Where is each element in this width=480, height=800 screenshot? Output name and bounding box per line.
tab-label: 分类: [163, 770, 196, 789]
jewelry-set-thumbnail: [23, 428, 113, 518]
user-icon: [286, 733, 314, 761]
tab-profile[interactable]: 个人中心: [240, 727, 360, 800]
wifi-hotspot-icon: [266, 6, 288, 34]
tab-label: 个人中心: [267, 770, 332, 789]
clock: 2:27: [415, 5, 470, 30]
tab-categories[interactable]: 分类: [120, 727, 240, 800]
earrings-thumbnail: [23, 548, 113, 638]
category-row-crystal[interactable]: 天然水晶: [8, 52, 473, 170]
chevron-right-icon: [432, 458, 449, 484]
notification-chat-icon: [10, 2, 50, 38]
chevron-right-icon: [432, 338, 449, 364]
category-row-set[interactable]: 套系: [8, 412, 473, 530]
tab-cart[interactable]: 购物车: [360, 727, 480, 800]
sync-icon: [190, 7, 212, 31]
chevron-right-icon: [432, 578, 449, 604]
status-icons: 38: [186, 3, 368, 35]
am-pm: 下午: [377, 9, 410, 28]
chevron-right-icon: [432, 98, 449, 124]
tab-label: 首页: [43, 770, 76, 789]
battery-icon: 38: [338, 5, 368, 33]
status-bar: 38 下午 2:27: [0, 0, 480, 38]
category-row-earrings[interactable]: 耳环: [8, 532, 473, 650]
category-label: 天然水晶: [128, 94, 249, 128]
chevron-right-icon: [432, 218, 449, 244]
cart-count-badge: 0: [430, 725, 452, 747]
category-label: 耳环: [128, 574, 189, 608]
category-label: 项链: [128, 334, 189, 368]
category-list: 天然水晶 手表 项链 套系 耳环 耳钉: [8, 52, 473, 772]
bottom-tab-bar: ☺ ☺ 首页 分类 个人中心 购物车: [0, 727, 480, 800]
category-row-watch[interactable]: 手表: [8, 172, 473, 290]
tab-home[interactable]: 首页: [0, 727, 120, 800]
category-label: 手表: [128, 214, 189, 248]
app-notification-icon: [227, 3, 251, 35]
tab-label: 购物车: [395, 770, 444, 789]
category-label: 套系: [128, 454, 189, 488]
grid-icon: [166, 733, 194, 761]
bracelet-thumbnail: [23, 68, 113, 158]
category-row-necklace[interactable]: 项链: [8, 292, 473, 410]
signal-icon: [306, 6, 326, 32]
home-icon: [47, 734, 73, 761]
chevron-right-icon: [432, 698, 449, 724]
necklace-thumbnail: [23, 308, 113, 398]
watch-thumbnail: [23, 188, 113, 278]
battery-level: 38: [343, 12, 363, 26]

Given instruction: Write out the lines above word for word.

Reply to the task:
Where is each element in this width=480, height=800 screenshot? Output name and bounding box per line.
tab-label: 分类: [163, 770, 196, 789]
jewelry-set-thumbnail: [23, 428, 113, 518]
user-icon: [286, 733, 314, 761]
tab-profile[interactable]: 个人中心: [240, 727, 360, 800]
wifi-hotspot-icon: [266, 6, 288, 34]
tab-label: 个人中心: [267, 770, 332, 789]
clock: 2:27: [415, 5, 470, 30]
tab-categories[interactable]: 分类: [120, 727, 240, 800]
earrings-thumbnail: [23, 548, 113, 638]
category-row-crystal[interactable]: 天然水晶: [8, 52, 473, 170]
chevron-right-icon: [432, 458, 449, 484]
notification-chat-icon: [10, 2, 50, 38]
chevron-right-icon: [432, 338, 449, 364]
category-row-set[interactable]: 套系: [8, 412, 473, 530]
tab-cart[interactable]: 购物车: [360, 727, 480, 800]
sync-icon: [190, 7, 212, 31]
chevron-right-icon: [432, 578, 449, 604]
status-icons: 38: [186, 3, 368, 35]
am-pm: 下午: [377, 9, 410, 28]
chevron-right-icon: [432, 98, 449, 124]
tab-label: 首页: [43, 770, 76, 789]
battery-icon: 38: [338, 5, 368, 33]
status-bar: 38 下午 2:27: [0, 0, 480, 38]
category-row-earrings[interactable]: 耳环: [8, 532, 473, 650]
category-label: 天然水晶: [128, 94, 249, 128]
chevron-right-icon: [432, 218, 449, 244]
cart-count-badge: 0: [430, 725, 452, 747]
category-label: 耳环: [128, 574, 189, 608]
category-label: 项链: [128, 334, 189, 368]
category-list: 天然水晶 手表 项链 套系 耳环 耳钉: [8, 52, 473, 772]
bottom-tab-bar: ☺ ☺ 首页 分类 个人中心 购物车: [0, 727, 480, 800]
category-row-watch[interactable]: 手表: [8, 172, 473, 290]
tab-home[interactable]: 首页: [0, 727, 120, 800]
category-label: 手表: [128, 214, 189, 248]
app-notification-icon: [227, 3, 251, 35]
tab-label: 购物车: [395, 770, 444, 789]
category-label: 套系: [128, 454, 189, 488]
grid-icon: [166, 733, 194, 761]
bracelet-thumbnail: [23, 68, 113, 158]
category-row-necklace[interactable]: 项链: [8, 292, 473, 410]
signal-icon: [306, 6, 326, 32]
home-icon: [47, 734, 73, 761]
chevron-right-icon: [432, 698, 449, 724]
necklace-thumbnail: [23, 308, 113, 398]
watch-thumbnail: [23, 188, 113, 278]
battery-level: 38: [343, 12, 363, 26]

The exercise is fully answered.